ENTRIES PROVIDED:
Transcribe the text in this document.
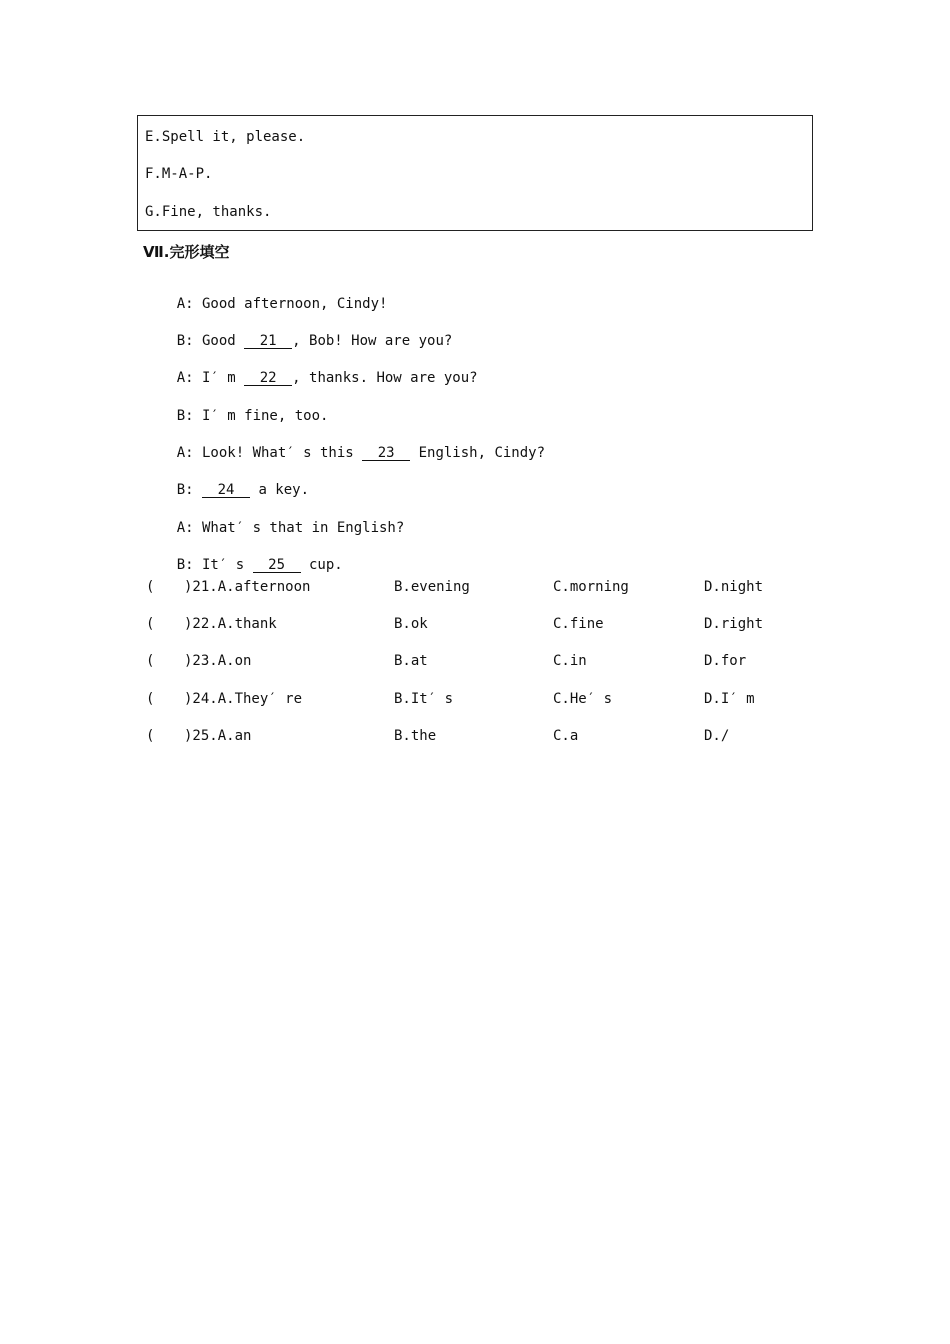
E.Spell it, please.
F.M-A-P.
G.Fine, thanks.
Ⅶ.完形填空

A: Good afternoon, Cindy!

B: Good 21 , Bob! How are you?

A: I′ m 22 , thanks. How are you?

B: I′ m fine, too.

A: Look! What′ s this 23 English, Cindy?

B: 24 a key.

A: What′ s that in English?

B: It′ s 25 cup.

( )21.A.afternoon	B.evening	C.morning	D.night
( )22.A.thank	B.ok	C.fine	D.right
( )23.A.on	B.at	C.in	D.for
( )24.A.They′ re	B.It′ s	C.He′ s	D.I′ m
( )25.A.an	B.the	C.a	D./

TASK TO CARRY OUT: The records above are to be restated exactly, without their pictures.

FINAL ANSWER:
Transcribe the text in this document.
E.Spell it, please.
F.M-A-P.
G.Fine, thanks.
Ⅶ.完形填空

A: Good afternoon, Cindy!

B: Good 21 , Bob! How are you?

A: I′ m 22 , thanks. How are you?

B: I′ m fine, too.

A: Look! What′ s this 23 English, Cindy?

B: 24 a key.

A: What′ s that in English?

B: It′ s 25 cup.

( )21.A.afternoon	B.evening	C.morning	D.night
( )22.A.thank	B.ok	C.fine	D.right
( )23.A.on	B.at	C.in	D.for
( )24.A.They′ re	B.It′ s	C.He′ s	D.I′ m
( )25.A.an	B.the	C.a	D./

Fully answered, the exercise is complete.